# Dataset records:
──────────

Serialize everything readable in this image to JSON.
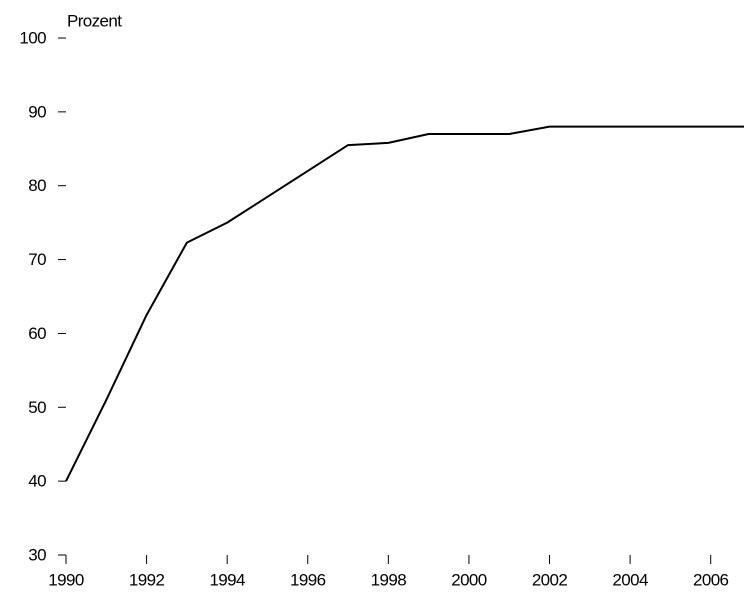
{
  "chart_data": {
    "type": "line",
    "y_label": "Prozent",
    "x": [
      1990,
      1991,
      1992,
      1993,
      1994,
      1995,
      1996,
      1997,
      1998,
      1999,
      2000,
      2001,
      2002,
      2003,
      2004,
      2005,
      2006,
      2007
    ],
    "series": [
      {
        "color": "#000000",
        "values": [
          40,
          51,
          62.5,
          72.3,
          75,
          78.5,
          82,
          85.5,
          85.8,
          87,
          87,
          87,
          88,
          88,
          88,
          88,
          88,
          88
        ]
      }
    ],
    "xlim": [
      1990,
      2007
    ],
    "xticks": [
      1990,
      1992,
      1994,
      1996,
      1998,
      2000,
      2002,
      2004,
      2006
    ],
    "ylim": [
      30,
      100
    ],
    "yticks": [
      30,
      40,
      50,
      60,
      70,
      80,
      90,
      100
    ]
  }
}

──────────

# Problem to work on:
Without including any pictures, print each record exactly.

# Answer for this exercise:
Serialize everything readable in this image to JSON.
{
  "chart_data": {
    "type": "line",
    "y_label": "Prozent",
    "x": [
      1990,
      1991,
      1992,
      1993,
      1994,
      1995,
      1996,
      1997,
      1998,
      1999,
      2000,
      2001,
      2002,
      2003,
      2004,
      2005,
      2006,
      2007
    ],
    "series": [
      {
        "color": "#000000",
        "values": [
          40,
          51,
          62.5,
          72.3,
          75,
          78.5,
          82,
          85.5,
          85.8,
          87,
          87,
          87,
          88,
          88,
          88,
          88,
          88,
          88
        ]
      }
    ],
    "xlim": [
      1990,
      2007
    ],
    "xticks": [
      1990,
      1992,
      1994,
      1996,
      1998,
      2000,
      2002,
      2004,
      2006
    ],
    "ylim": [
      30,
      100
    ],
    "yticks": [
      30,
      40,
      50,
      60,
      70,
      80,
      90,
      100
    ]
  }
}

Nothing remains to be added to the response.